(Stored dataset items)
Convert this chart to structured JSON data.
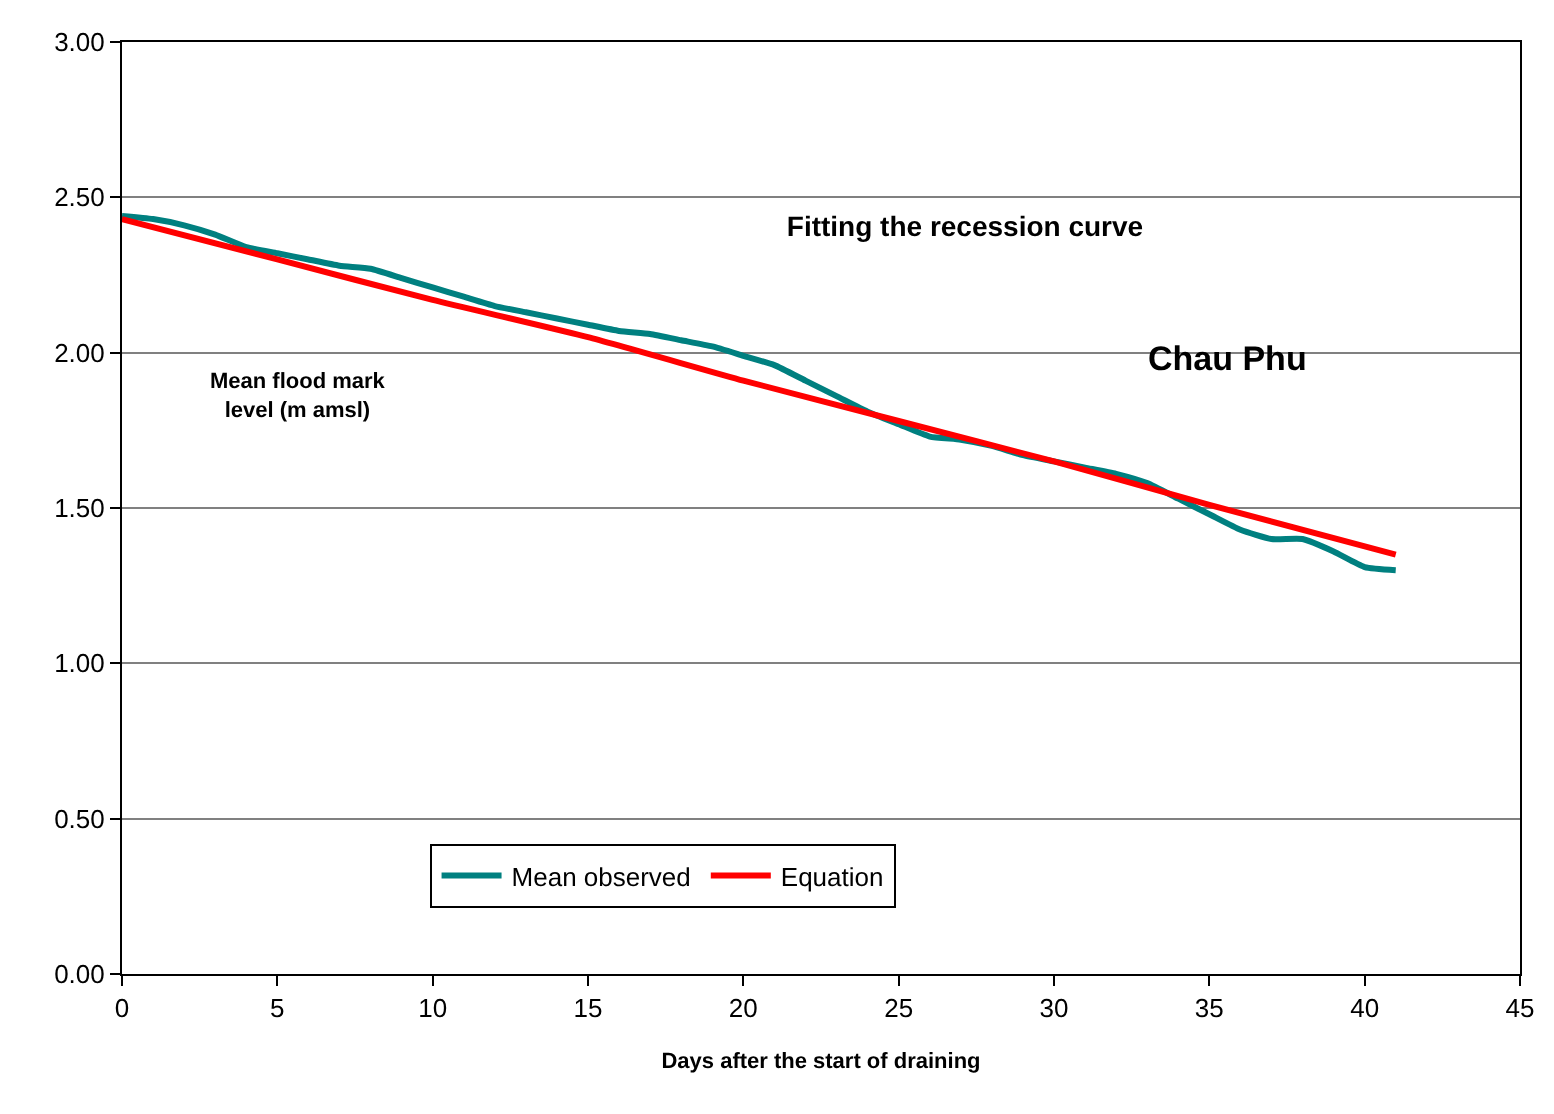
{
  "chart_data": {
    "type": "line",
    "title": "Fitting the recession curve",
    "xlabel": "Days after the start of draining",
    "ylabel": "Mean flood mark level (m amsl)",
    "annotations": [
      "Chau Phu"
    ],
    "xlim": [
      0,
      45
    ],
    "xticks": [
      0,
      5,
      10,
      15,
      20,
      25,
      30,
      35,
      40,
      45
    ],
    "ylim": [
      0,
      3
    ],
    "yticks": [
      {
        "value": 0,
        "label": "0.00"
      },
      {
        "value": 0.5,
        "label": "0.50"
      },
      {
        "value": 1,
        "label": "1.00"
      },
      {
        "value": 1.5,
        "label": "1.50"
      },
      {
        "value": 2,
        "label": "2.00"
      },
      {
        "value": 2.5,
        "label": "2.50"
      },
      {
        "value": 3,
        "label": "3.00"
      }
    ],
    "grid": "y",
    "legend": "bottom",
    "marker": "none",
    "line_style": "solid",
    "series": [
      {
        "name": "Mean observed",
        "color": "#008080",
        "x": [
          0,
          1,
          2,
          3,
          4,
          5,
          6,
          7,
          8,
          9,
          10,
          11,
          12,
          13,
          14,
          15,
          16,
          17,
          18,
          19,
          20,
          21,
          22,
          23,
          24,
          25,
          26,
          27,
          28,
          29,
          30,
          31,
          32,
          33,
          34,
          35,
          36,
          37,
          38,
          39,
          40,
          41
        ],
        "values": [
          2.44,
          2.43,
          2.41,
          2.38,
          2.34,
          2.32,
          2.3,
          2.28,
          2.27,
          2.24,
          2.21,
          2.18,
          2.15,
          2.13,
          2.11,
          2.09,
          2.07,
          2.06,
          2.04,
          2.02,
          1.99,
          1.96,
          1.91,
          1.86,
          1.81,
          1.77,
          1.73,
          1.72,
          1.7,
          1.67,
          1.65,
          1.63,
          1.61,
          1.58,
          1.53,
          1.48,
          1.43,
          1.4,
          1.4,
          1.36,
          1.31,
          1.3
        ]
      },
      {
        "name": "Equation",
        "color": "#ff0000",
        "x": [
          0,
          5,
          10,
          15,
          20,
          25,
          30,
          35,
          41
        ],
        "values": [
          2.43,
          2.3,
          2.17,
          2.05,
          1.91,
          1.78,
          1.65,
          1.51,
          1.35
        ]
      }
    ]
  }
}
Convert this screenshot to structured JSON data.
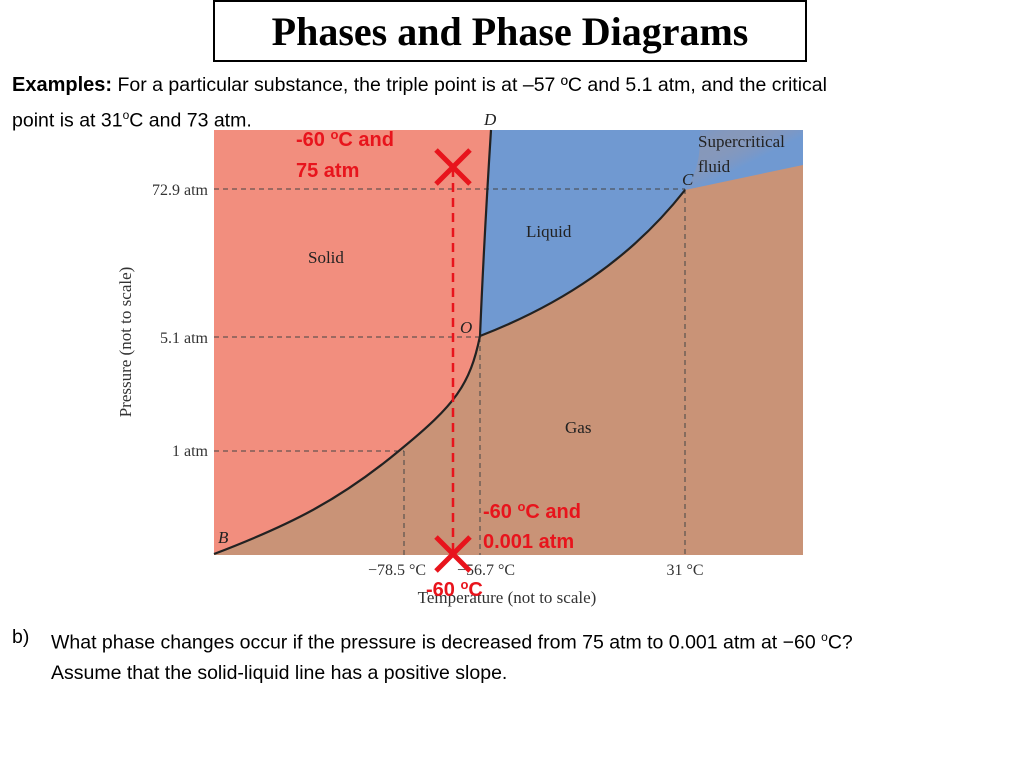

▶ Exercise prompt
Write out each entry exactly as given, but skip the pictures.

▶ Expected answer
Convert this chart to structured JSON data.
{
  "chart_data": {
    "type": "line",
    "title": "Fitting the recession curve",
    "xlabel": "Days after the start of draining",
    "ylabel": "Mean flood mark level (m amsl)",
    "annotations": [
      "Chau Phu"
    ],
    "xlim": [
      0,
      45
    ],
    "xticks": [
      0,
      5,
      10,
      15,
      20,
      25,
      30,
      35,
      40,
      45
    ],
    "ylim": [
      0,
      3
    ],
    "yticks": [
      {
        "value": 0,
        "label": "0.00"
      },
      {
        "value": 0.5,
        "label": "0.50"
      },
      {
        "value": 1,
        "label": "1.00"
      },
      {
        "value": 1.5,
        "label": "1.50"
      },
      {
        "value": 2,
        "label": "2.00"
      },
      {
        "value": 2.5,
        "label": "2.50"
      },
      {
        "value": 3,
        "label": "3.00"
      }
    ],
    "grid": "y",
    "legend": "bottom",
    "marker": "none",
    "line_style": "solid",
    "series": [
      {
        "name": "Mean observed",
        "color": "#008080",
        "x": [
          0,
          1,
          2,
          3,
          4,
          5,
          6,
          7,
          8,
          9,
          10,
          11,
          12,
          13,
          14,
          15,
          16,
          17,
          18,
          19,
          20,
          21,
          22,
          23,
          24,
          25,
          26,
          27,
          28,
          29,
          30,
          31,
          32,
          33,
          34,
          35,
          36,
          37,
          38,
          39,
          40,
          41
        ],
        "values": [
          2.44,
          2.43,
          2.41,
          2.38,
          2.34,
          2.32,
          2.3,
          2.28,
          2.27,
          2.24,
          2.21,
          2.18,
          2.15,
          2.13,
          2.11,
          2.09,
          2.07,
          2.06,
          2.04,
          2.02,
          1.99,
          1.96,
          1.91,
          1.86,
          1.81,
          1.77,
          1.73,
          1.72,
          1.7,
          1.67,
          1.65,
          1.63,
          1.61,
          1.58,
          1.53,
          1.48,
          1.43,
          1.4,
          1.4,
          1.36,
          1.31,
          1.3
        ]
      },
      {
        "name": "Equation",
        "color": "#ff0000",
        "x": [
          0,
          5,
          10,
          15,
          20,
          25,
          30,
          35,
          41
        ],
        "values": [
          2.43,
          2.3,
          2.17,
          2.05,
          1.91,
          1.78,
          1.65,
          1.51,
          1.35
        ]
      }
    ]
  }
}
Convert this screenshot to structured JSON data.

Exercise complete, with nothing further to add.